Written task: Copy out every item below word for word, leaving out the pictures.

Data section:
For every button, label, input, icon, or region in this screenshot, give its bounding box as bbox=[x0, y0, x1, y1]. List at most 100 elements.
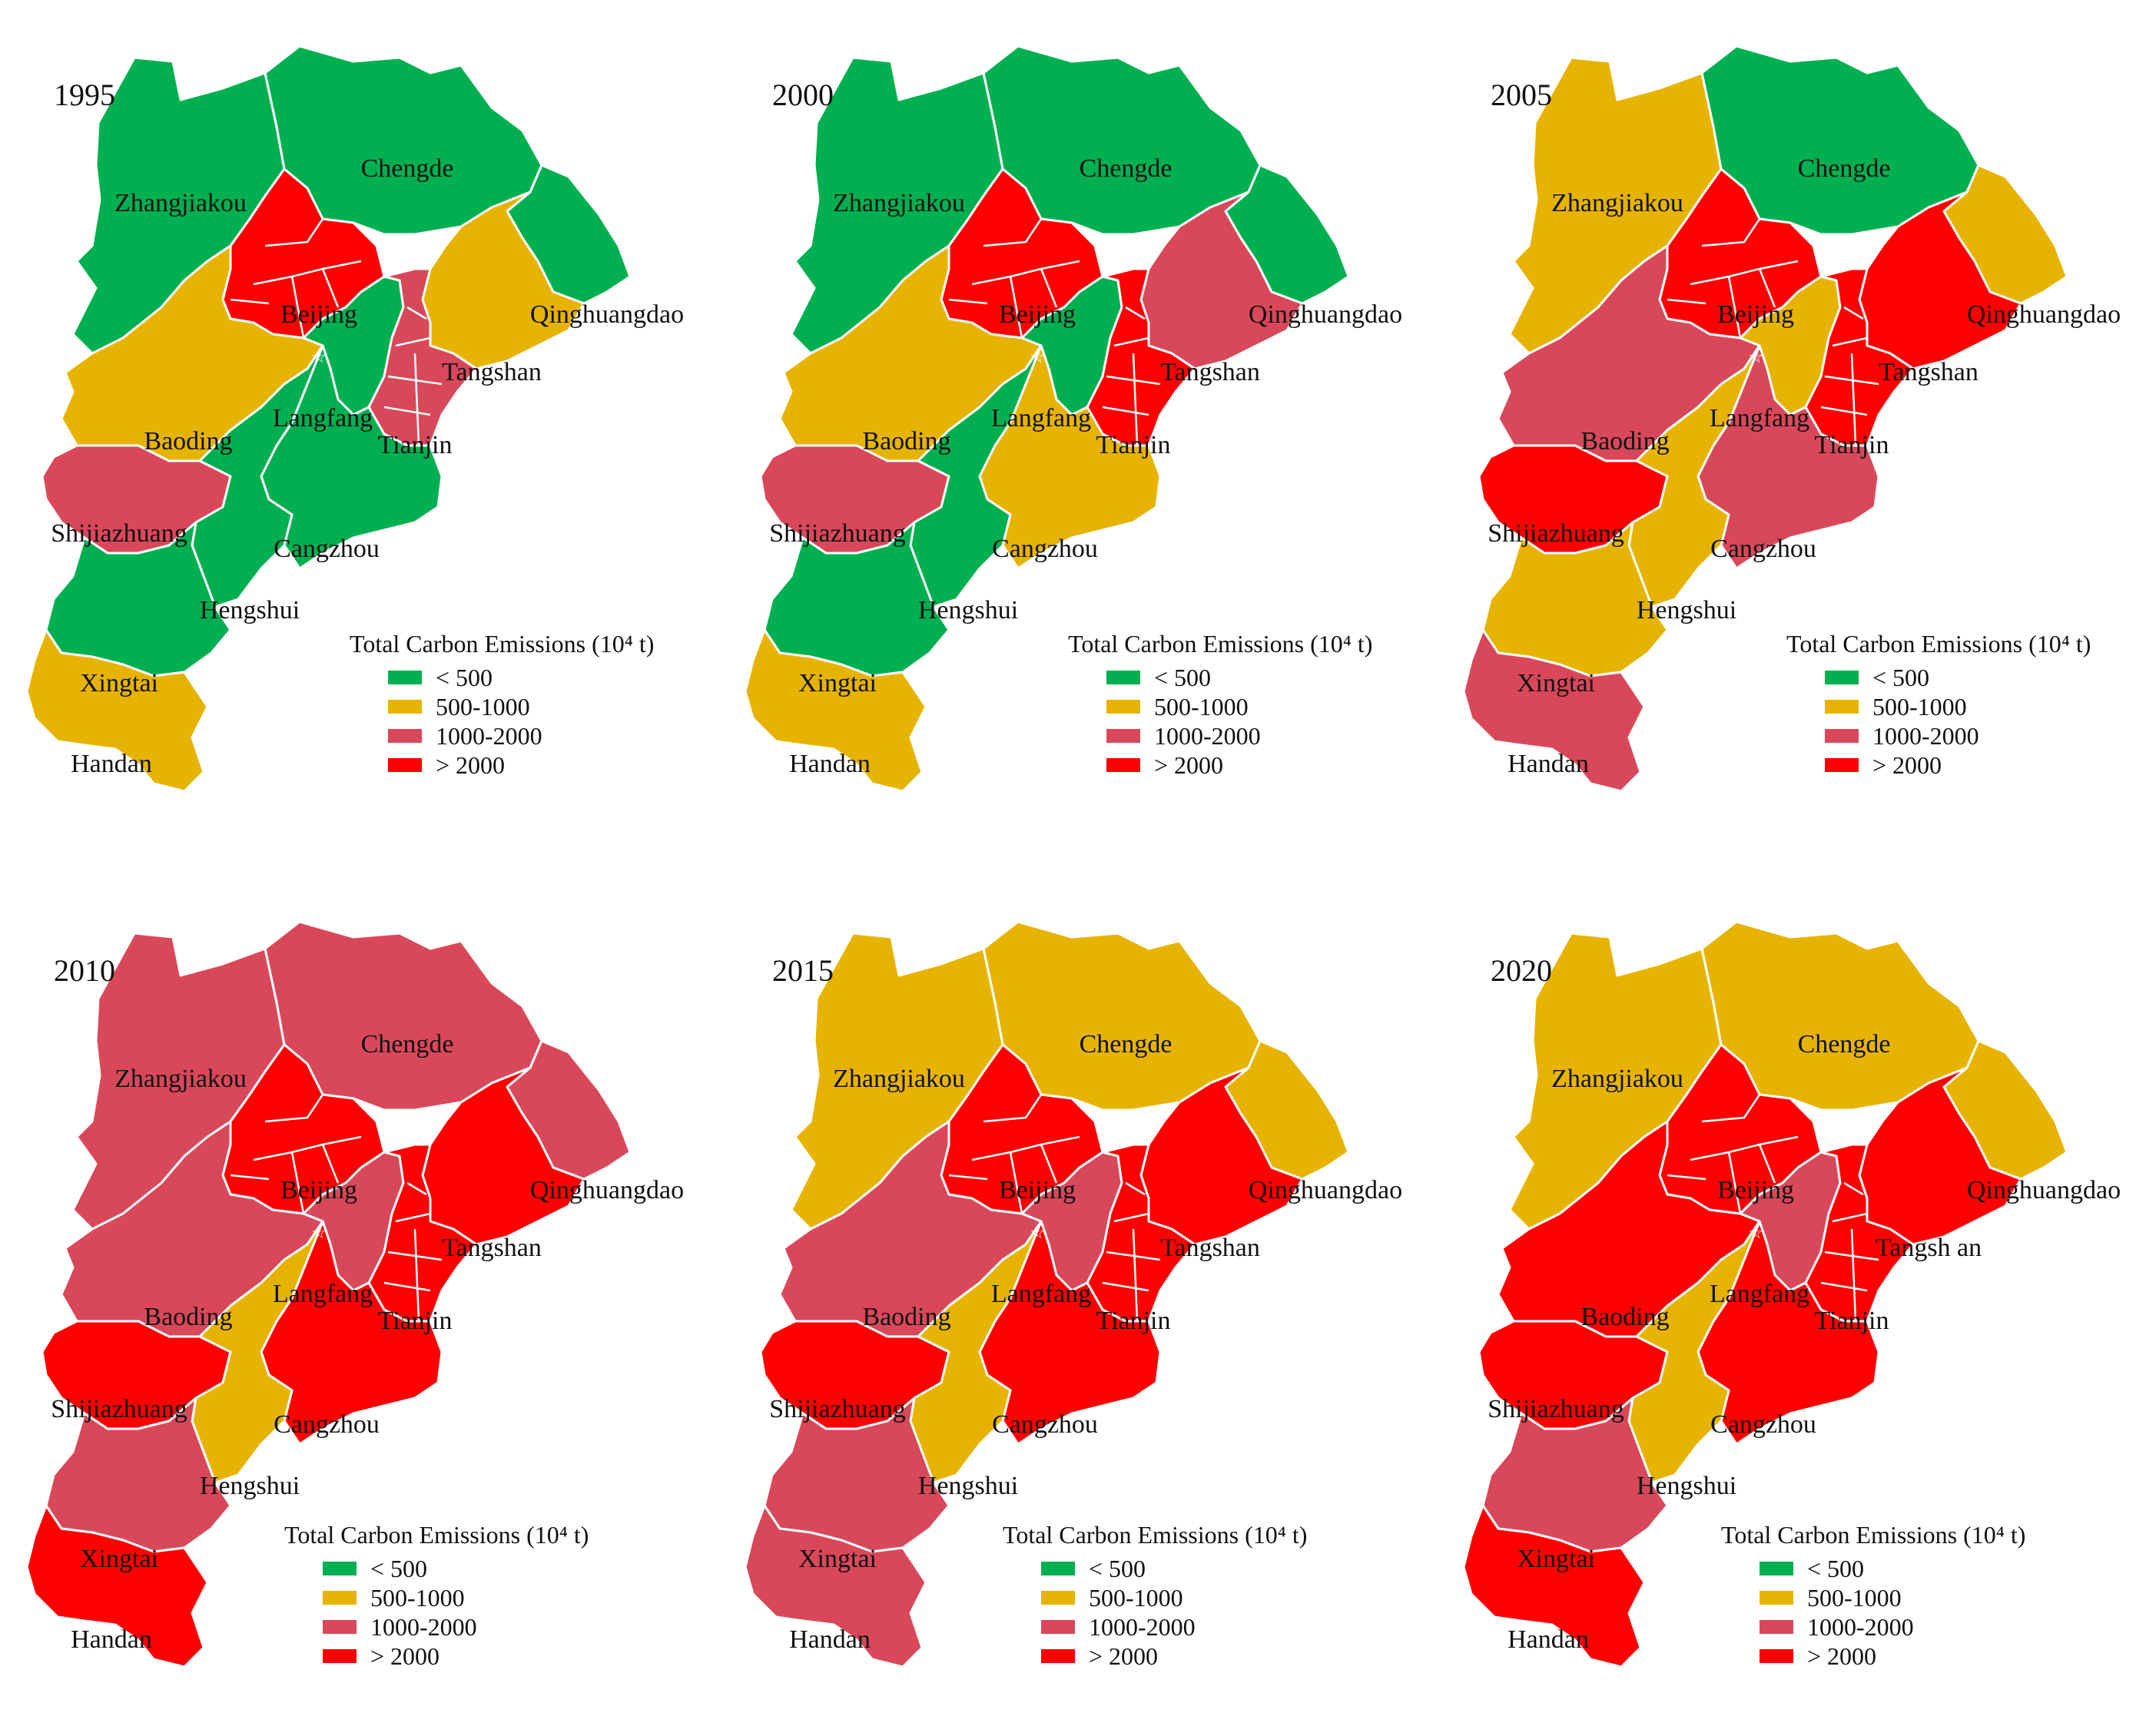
region-handan bbox=[744, 1504, 927, 1668]
district-boundary bbox=[983, 1094, 1043, 1123]
legend-item: > 2000 bbox=[323, 1642, 589, 1671]
region-label-shijiazhuang: Shijiazhuang bbox=[51, 1395, 187, 1423]
panel-year: 2005 bbox=[1491, 78, 1552, 112]
choropleth-map bbox=[25, 45, 632, 793]
legend-item: 500-1000 bbox=[323, 1583, 589, 1612]
region-tianjin bbox=[1086, 1143, 1196, 1323]
region-tianjin bbox=[1086, 267, 1196, 447]
region-label-beijing: Beijing bbox=[998, 300, 1076, 329]
district-boundary bbox=[1125, 306, 1146, 320]
region-label-beijing: Beijing bbox=[1716, 1176, 1795, 1204]
region-label-hengshui: Hengshui bbox=[199, 596, 300, 624]
district-boundary bbox=[1843, 306, 1864, 320]
district-boundary bbox=[1102, 406, 1149, 416]
legend-label: > 2000 bbox=[436, 750, 506, 779]
region-label-hengshui: Hengshui bbox=[917, 1472, 1019, 1500]
legend-item: 500-1000 bbox=[1041, 1583, 1307, 1612]
legend-label: > 2000 bbox=[370, 1642, 440, 1670]
legend-item: > 2000 bbox=[1106, 750, 1372, 780]
region-label-tangshan: Tangshan bbox=[1160, 1234, 1260, 1262]
legend-label: 500-1000 bbox=[1089, 1583, 1183, 1612]
legend-swatch bbox=[1106, 671, 1140, 684]
legend-swatch bbox=[1825, 758, 1859, 772]
legend-label: 500-1000 bbox=[1154, 692, 1249, 721]
district-boundary bbox=[1832, 336, 1868, 347]
region-tianjin bbox=[367, 267, 478, 447]
region-label-xingtai: Xingtai bbox=[1517, 669, 1595, 697]
region-label-chengde: Chengde bbox=[360, 154, 454, 183]
district-boundary bbox=[321, 1144, 340, 1184]
region-label-shijiazhuang: Shijiazhuang bbox=[769, 1395, 906, 1423]
region-label-langfang: Langfang bbox=[272, 404, 373, 432]
legend-swatch bbox=[1825, 729, 1859, 743]
capital-star-icon: ☆ bbox=[1748, 347, 1763, 366]
choropleth-map bbox=[1462, 45, 2068, 793]
legend-swatch bbox=[1106, 729, 1140, 743]
region-hengshui bbox=[1627, 1220, 1761, 1484]
legend-label: < 500 bbox=[436, 663, 493, 691]
region-handan bbox=[25, 628, 209, 793]
legend-swatch bbox=[323, 1620, 357, 1634]
legend-item: 500-1000 bbox=[1825, 692, 2091, 721]
legend-swatch bbox=[1825, 671, 1859, 684]
district-boundary bbox=[406, 306, 427, 320]
region-label-qinghuangdao: Qinghuangdao bbox=[529, 1176, 685, 1204]
capital-star-icon: ☆ bbox=[311, 1223, 327, 1242]
legend-title: Total Carbon Emissions (10⁴ t) bbox=[350, 630, 655, 658]
district-boundary bbox=[1113, 336, 1149, 347]
legend-swatch bbox=[1760, 1649, 1793, 1663]
district-boundary bbox=[413, 353, 420, 446]
legend-item: < 500 bbox=[323, 1554, 589, 1583]
district-boundary bbox=[1040, 268, 1058, 308]
region-label-cangzhou: Cangzhou bbox=[1710, 1410, 1816, 1439]
region-label-beijing: Beijing bbox=[280, 1176, 358, 1204]
region-label-tangshan: Tangsh an bbox=[1875, 1234, 1982, 1262]
legend-label: > 2000 bbox=[1154, 750, 1224, 779]
district-boundary bbox=[253, 260, 362, 286]
choropleth-map bbox=[744, 920, 1350, 1668]
region-tianjin bbox=[1804, 267, 1915, 447]
region-label-tangshan: Tangshan bbox=[442, 1234, 542, 1262]
legend-item: < 500 bbox=[388, 663, 654, 692]
region-label-shijiazhuang: Shijiazhuang bbox=[769, 519, 906, 548]
region-label-handan: Handan bbox=[789, 750, 871, 778]
district-boundary bbox=[264, 1094, 324, 1123]
region-label-chengde: Chengde bbox=[1079, 154, 1173, 183]
region-label-hengshui: Hengshui bbox=[199, 1472, 300, 1500]
region-label-zhangjiakou: Zhangjiakou bbox=[1551, 189, 1683, 217]
legend-swatch bbox=[323, 1649, 357, 1663]
legend-label: < 500 bbox=[370, 1554, 428, 1582]
district-boundary bbox=[983, 218, 1043, 247]
region-label-chengde: Chengde bbox=[1079, 1030, 1173, 1058]
region-label-cangzhou: Cangzhou bbox=[1710, 535, 1816, 563]
legend-label: 1000-2000 bbox=[1872, 721, 1979, 750]
legend-swatch bbox=[1760, 1591, 1793, 1605]
region-label-xingtai: Xingtai bbox=[80, 1545, 158, 1573]
region-label-langfang: Langfang bbox=[1709, 404, 1810, 432]
district-boundary bbox=[1132, 353, 1139, 446]
region-label-baoding: Baoding bbox=[862, 427, 951, 456]
legend-swatch bbox=[323, 1591, 357, 1605]
region-hengshui bbox=[909, 344, 1043, 608]
region-label-xingtai: Xingtai bbox=[80, 669, 158, 697]
region-label-beijing: Beijing bbox=[1716, 300, 1795, 329]
legend-label: > 2000 bbox=[1807, 1642, 1877, 1670]
district-boundary bbox=[948, 1174, 988, 1181]
region-handan bbox=[25, 1504, 209, 1668]
region-label-tianjin: Tianjin bbox=[1096, 431, 1171, 459]
district-boundary bbox=[1727, 1151, 1742, 1214]
legend-label: < 500 bbox=[1872, 663, 1930, 691]
map-legend: Total Carbon Emissions (10⁴ t) < 500 500-1… bbox=[284, 1521, 589, 1671]
legend-item: > 2000 bbox=[1041, 1642, 1307, 1671]
legend-item: < 500 bbox=[1041, 1554, 1307, 1583]
panel-year: 2020 bbox=[1491, 953, 1552, 988]
map-legend: Total Carbon Emissions (10⁴ t) < 500 500-1… bbox=[1068, 630, 1372, 780]
region-label-qinghuangdao: Qinghuangdao bbox=[1966, 1176, 2121, 1204]
region-tianjin bbox=[1804, 1143, 1915, 1323]
region-label-tangshan: Tangshan bbox=[442, 358, 542, 386]
legend-swatch bbox=[1825, 700, 1859, 714]
region-label-shijiazhuang: Shijiazhuang bbox=[51, 519, 187, 548]
map-panel-2020: ☆ 2020 Zhangjiakou Chengde Beijing Qinghuangd… bbox=[1437, 891, 2146, 1736]
district-boundary bbox=[1102, 1281, 1149, 1292]
district-boundary bbox=[290, 276, 305, 339]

Solution to this problem:
For every button, label, input, icon, or region in this screenshot, give its bounding box as bbox=[x0, y0, x1, y1]. List at most 100 elements.
region-handan bbox=[744, 1504, 927, 1668]
district-boundary bbox=[983, 1094, 1043, 1123]
legend-item: > 2000 bbox=[323, 1642, 589, 1671]
region-label-shijiazhuang: Shijiazhuang bbox=[51, 1395, 187, 1423]
panel-year: 2005 bbox=[1491, 78, 1552, 112]
choropleth-map bbox=[25, 45, 632, 793]
legend-item: 500-1000 bbox=[323, 1583, 589, 1612]
region-tianjin bbox=[1086, 1143, 1196, 1323]
region-tianjin bbox=[1086, 267, 1196, 447]
region-label-beijing: Beijing bbox=[998, 300, 1076, 329]
district-boundary bbox=[1125, 306, 1146, 320]
region-label-beijing: Beijing bbox=[1716, 1176, 1795, 1204]
region-label-hengshui: Hengshui bbox=[199, 596, 300, 624]
district-boundary bbox=[1843, 306, 1864, 320]
district-boundary bbox=[1102, 406, 1149, 416]
legend-label: > 2000 bbox=[436, 750, 506, 779]
region-label-hengshui: Hengshui bbox=[917, 1472, 1019, 1500]
legend-item: 500-1000 bbox=[1041, 1583, 1307, 1612]
legend-label: > 2000 bbox=[370, 1642, 440, 1670]
legend-item: > 2000 bbox=[1106, 750, 1372, 780]
region-label-tangshan: Tangshan bbox=[1160, 1234, 1260, 1262]
legend-label: 500-1000 bbox=[1089, 1583, 1183, 1612]
legend-swatch bbox=[1106, 671, 1140, 684]
legend-swatch bbox=[1825, 758, 1859, 772]
legend-label: 500-1000 bbox=[1154, 692, 1249, 721]
district-boundary bbox=[1832, 336, 1868, 347]
region-tianjin bbox=[367, 267, 478, 447]
region-label-xingtai: Xingtai bbox=[1517, 669, 1595, 697]
region-label-chengde: Chengde bbox=[360, 154, 454, 183]
district-boundary bbox=[321, 1144, 340, 1184]
region-label-shijiazhuang: Shijiazhuang bbox=[769, 1395, 906, 1423]
region-label-langfang: Langfang bbox=[272, 404, 373, 432]
legend-swatch bbox=[1825, 729, 1859, 743]
capital-star-icon: ☆ bbox=[1748, 347, 1763, 366]
choropleth-map bbox=[1462, 45, 2068, 793]
legend-swatch bbox=[1106, 729, 1140, 743]
region-hengshui bbox=[1627, 1220, 1761, 1484]
legend-label: < 500 bbox=[436, 663, 493, 691]
region-handan bbox=[25, 628, 209, 793]
legend-swatch bbox=[323, 1620, 357, 1634]
legend-item: 500-1000 bbox=[1825, 692, 2091, 721]
legend-swatch bbox=[1825, 671, 1859, 684]
district-boundary bbox=[406, 306, 427, 320]
region-label-qinghuangdao: Qinghuangdao bbox=[529, 1176, 685, 1204]
capital-star-icon: ☆ bbox=[311, 1223, 327, 1242]
legend-title: Total Carbon Emissions (10⁴ t) bbox=[350, 630, 655, 658]
district-boundary bbox=[1113, 336, 1149, 347]
legend-swatch bbox=[1760, 1649, 1793, 1663]
district-boundary bbox=[413, 353, 420, 446]
legend-item: < 500 bbox=[323, 1554, 589, 1583]
district-boundary bbox=[1040, 268, 1058, 308]
region-label-cangzhou: Cangzhou bbox=[1710, 1410, 1816, 1439]
region-label-beijing: Beijing bbox=[280, 1176, 358, 1204]
region-label-tangshan: Tangsh an bbox=[1875, 1234, 1982, 1262]
legend-label: > 2000 bbox=[1154, 750, 1224, 779]
district-boundary bbox=[253, 260, 362, 286]
choropleth-map bbox=[744, 920, 1350, 1668]
region-tianjin bbox=[1804, 267, 1915, 447]
region-label-tangshan: Tangshan bbox=[442, 1234, 542, 1262]
legend-item: < 500 bbox=[388, 663, 654, 692]
region-label-shijiazhuang: Shijiazhuang bbox=[769, 519, 906, 548]
region-label-handan: Handan bbox=[789, 750, 871, 778]
district-boundary bbox=[264, 1094, 324, 1123]
region-label-chengde: Chengde bbox=[1079, 154, 1173, 183]
region-label-hengshui: Hengshui bbox=[199, 1472, 300, 1500]
region-label-zhangjiakou: Zhangjiakou bbox=[1551, 189, 1683, 217]
legend-swatch bbox=[323, 1649, 357, 1663]
legend-label: < 500 bbox=[370, 1554, 428, 1582]
district-boundary bbox=[983, 218, 1043, 247]
region-label-chengde: Chengde bbox=[1079, 1030, 1173, 1058]
region-label-cangzhou: Cangzhou bbox=[1710, 535, 1816, 563]
legend-label: 1000-2000 bbox=[1872, 721, 1979, 750]
legend-swatch bbox=[1760, 1591, 1793, 1605]
region-label-xingtai: Xingtai bbox=[80, 1545, 158, 1573]
region-label-langfang: Langfang bbox=[1709, 404, 1810, 432]
district-boundary bbox=[1132, 353, 1139, 446]
region-label-baoding: Baoding bbox=[862, 427, 951, 456]
legend-swatch bbox=[323, 1591, 357, 1605]
region-hengshui bbox=[909, 344, 1043, 608]
region-label-xingtai: Xingtai bbox=[80, 669, 158, 697]
region-label-beijing: Beijing bbox=[1716, 300, 1795, 329]
legend-label: > 2000 bbox=[1807, 1642, 1877, 1670]
district-boundary bbox=[948, 1174, 988, 1181]
region-handan bbox=[25, 1504, 209, 1668]
region-label-tianjin: Tianjin bbox=[1096, 431, 1171, 459]
district-boundary bbox=[1727, 1151, 1742, 1214]
legend-label: < 500 bbox=[1872, 663, 1930, 691]
map-legend: Total Carbon Emissions (10⁴ t) < 500 500-1… bbox=[284, 1521, 589, 1671]
legend-item: > 2000 bbox=[1041, 1642, 1307, 1671]
legend-item: < 500 bbox=[1041, 1554, 1307, 1583]
panel-year: 2020 bbox=[1491, 953, 1552, 988]
map-legend: Total Carbon Emissions (10⁴ t) < 500 500-1… bbox=[1068, 630, 1372, 780]
region-label-qinghuangdao: Qinghuangdao bbox=[1966, 1176, 2121, 1204]
region-tianjin bbox=[1804, 1143, 1915, 1323]
region-label-tangshan: Tangshan bbox=[442, 358, 542, 386]
legend-swatch bbox=[1825, 700, 1859, 714]
region-label-shijiazhuang: Shijiazhuang bbox=[51, 519, 187, 548]
map-panel-2020: ☆ 2020 Zhangjiakou Chengde Beijing Qinghuangd… bbox=[1437, 891, 2146, 1736]
district-boundary bbox=[1102, 1281, 1149, 1292]
district-boundary bbox=[290, 276, 305, 339]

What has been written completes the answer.